### Do this
Find the lines holding the word "text" and collect them.

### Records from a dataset

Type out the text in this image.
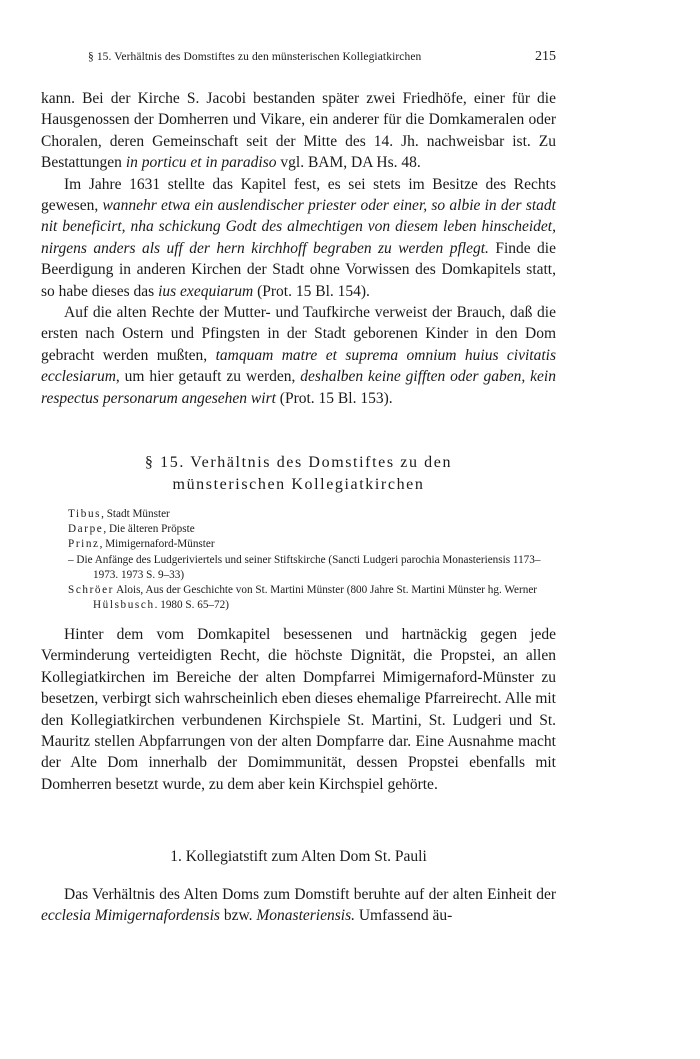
§ 15. Verhältnis des Domstiftes zu den münsterischen Kollegiatkirchen	215

kann. Bei der Kirche S. Jacobi bestanden später zwei Friedhöfe, einer für die Hausgenossen der Domherren und Vikare, ein anderer für die Domkameralen oder Choralen, deren Gemeinschaft seit der Mitte des 14. Jh. nachweisbar ist. Zu Bestattungen in porticu et in paradiso vgl. BAM, DA Hs. 48.

Im Jahre 1631 stellte das Kapitel fest, es sei stets im Besitze des Rechts gewesen, wannehr etwa ein auslendischer priester oder einer, so albie in der stadt nit beneficirt, nha schickung Godt des almechtigen von diesem leben hinscheidet, nirgens anders als uff der hern kirchhoff begraben zu werden pflegt. Finde die Beerdigung in anderen Kirchen der Stadt ohne Vorwissen des Domkapitels statt, so habe dieses das ius exequiarum (Prot. 15 Bl. 154).

Auf die alten Rechte der Mutter- und Taufkirche verweist der Brauch, daß die ersten nach Ostern und Pfingsten in der Stadt geborenen Kinder in den Dom gebracht werden mußten, tamquam matre et suprema omnium huius civitatis ecclesiarum, um hier getauft zu werden, deshalben keine gifften oder gaben, kein respectus personarum angesehen wirt (Prot. 15 Bl. 153).

§ 15. Verhältnis des Domstiftes zu den
münsterischen Kollegiatkirchen

Tibus, Stadt Münster

Darpe, Die älteren Pröpste

Prinz, Mimigernaford-Münster

– Die Anfänge des Ludgeriviertels und seiner Stiftskirche (Sancti Ludgeri parochia Monasteriensis 1173–1973. 1973 S. 9–33)

Schröer Alois, Aus der Geschichte von St. Martini Münster (800 Jahre St. Martini Münster hg. Werner Hülsbusch. 1980 S. 65–72)

Hinter dem vom Domkapitel besessenen und hartnäckig gegen jede Verminderung verteidigten Recht, die höchste Dignität, die Propstei, an allen Kollegiatkirchen im Bereiche der alten Dompfarrei Mimigernaford-Münster zu besetzen, verbirgt sich wahrscheinlich eben dieses ehemalige Pfarreirecht. Alle mit den Kollegiatkirchen verbundenen Kirchspiele St. Martini, St. Ludgeri und St. Mauritz stellen Abpfarrungen von der alten Dompfarre dar. Eine Ausnahme macht der Alte Dom innerhalb der Domimmunität, dessen Propstei ebenfalls mit Domherren besetzt wurde, zu dem aber kein Kirchspiel gehörte.

1. Kollegiatstift zum Alten Dom St. Pauli

Das Verhältnis des Alten Doms zum Domstift beruhte auf der alten Einheit der ecclesia Mimigernafordensis bzw. Monasteriensis. Umfassend äu-
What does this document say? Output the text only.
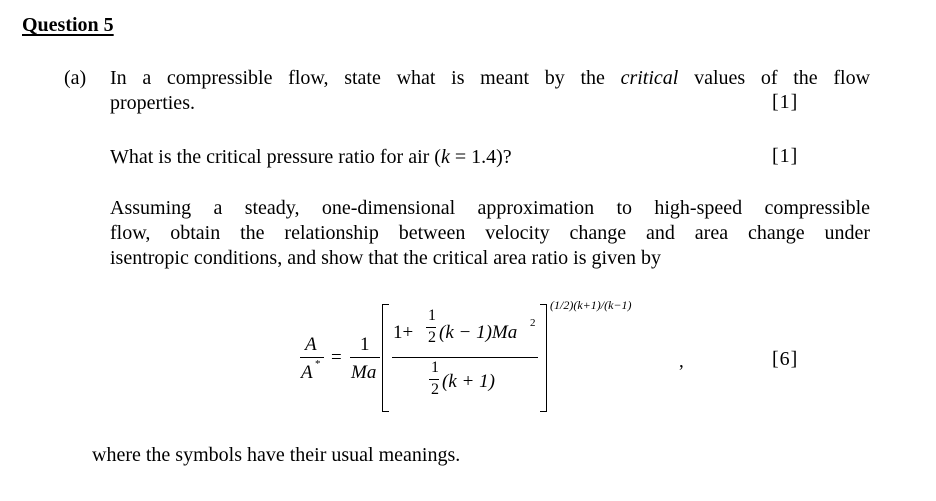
Question 5
(a) In a compressible flow, state what is meant by the critical values of the flow
properties.	[1]
What is the critical pressure ratio for air (k = 1.4)?	[1]
Assuming a steady, one-dimensional approximation to high-speed compressible
flow, obtain the relationship between velocity change and area change under
isentropic conditions, and show that the critical area ratio is given by
A
A * =
1
Ma
1+
1
2 (k − 1)Ma 2
1
2 (k + 1)
(1/2)(k+1)/(k−1)
,	[6]
where the symbols have their usual meanings.
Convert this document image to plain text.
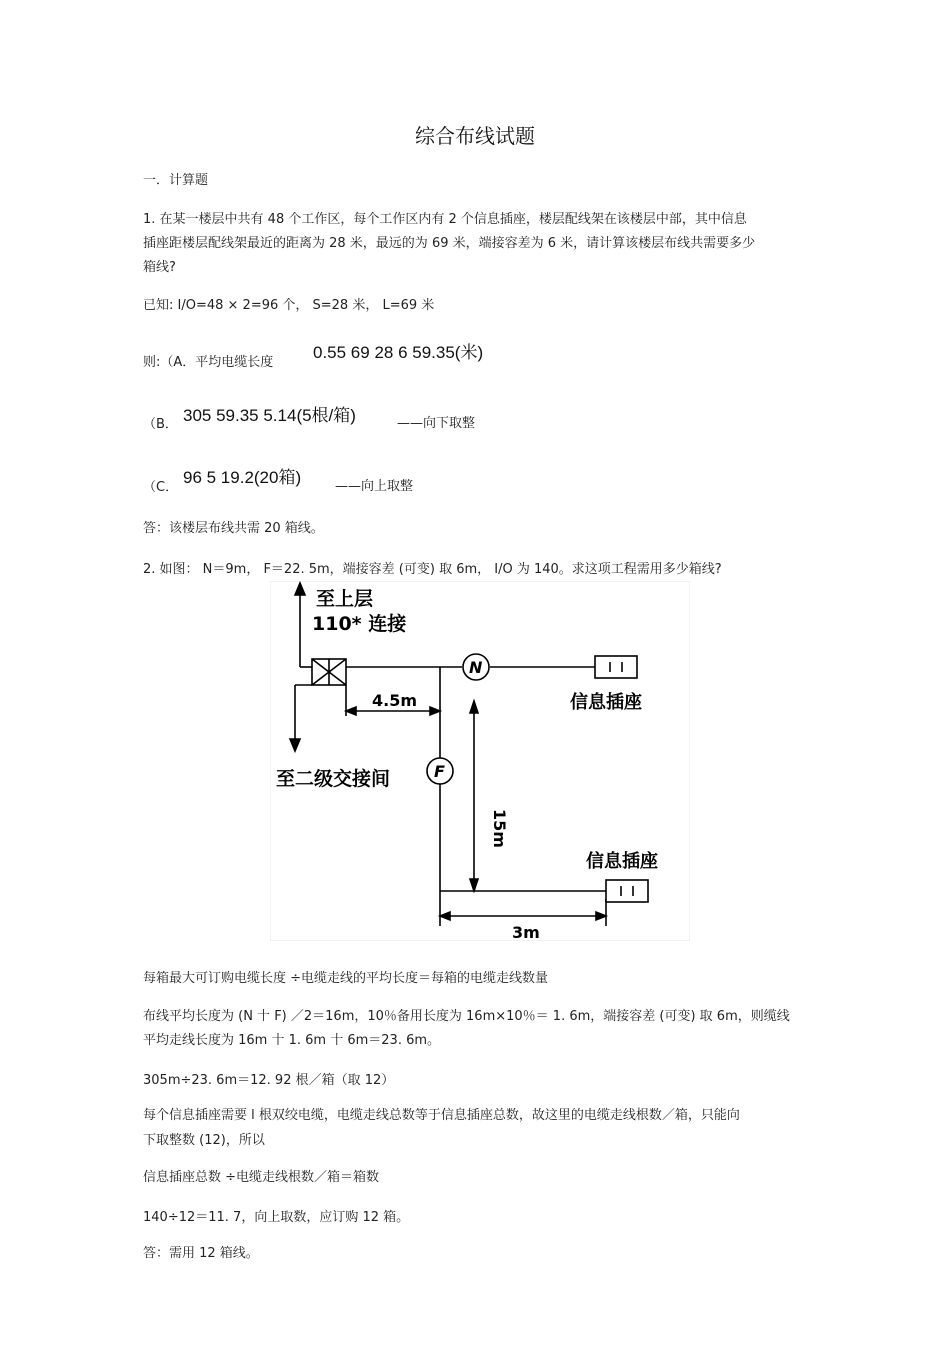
综合布线试题
一．计算题
1. 在某一楼层中共有 48 个工作区，每个工作区内有 2 个信息插座，楼层配线架在该楼层中部，其中信息
插座距楼层配线架最近的距离为 28 米，最远的为 69 米，端接容差为 6 米，请计算该楼层布线共需要多少
箱线?
已知: I/O=48 × 2=96 个， S=28 米， L=69 米
则:（A．平均电缆长度
0.55 69 28 6 59.35(米)
（B． 305 59.35 5.14(5根/箱)	——向下取整
（C．
96 5 19.2(20箱)	——向上取整
答：该楼层布线共需 20 箱线。
2. 如图： N＝9m， F＝22. 5m，端接容差 (可变) 取 6m， I/O 为 140。求这项工程需用多少箱线?
至上层
110* 连接
4.5m
N
F
信息插座
至二级交接间
15m
信息插座
3m
每箱最大可订购电缆长度 ÷电缆走线的平均长度＝每箱的电缆走线数量
布线平均长度为 (N 十 F) ／2＝16m，10％备用长度为 16m×10％＝ 1. 6m，端接容差 (可变) 取 6m，则缆线
平均走线长度为 16m 十 1. 6m 十 6m＝23. 6m。
305m÷23. 6m＝12. 92 根／箱（取 12）
每个信息插座需要 l 根双绞电缆，电缆走线总数等于信息插座总数，故这里的电缆走线根数／箱，只能向
下取整数 (12)，所以
信息插座总数 ÷电缆走线根数／箱＝箱数
140÷12＝11. 7，向上取数，应订购 12 箱。
答：需用 12 箱线。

### Task answer
Type out the text in this image.
What does this document say? Output the text only.
Convert this document image to plain text.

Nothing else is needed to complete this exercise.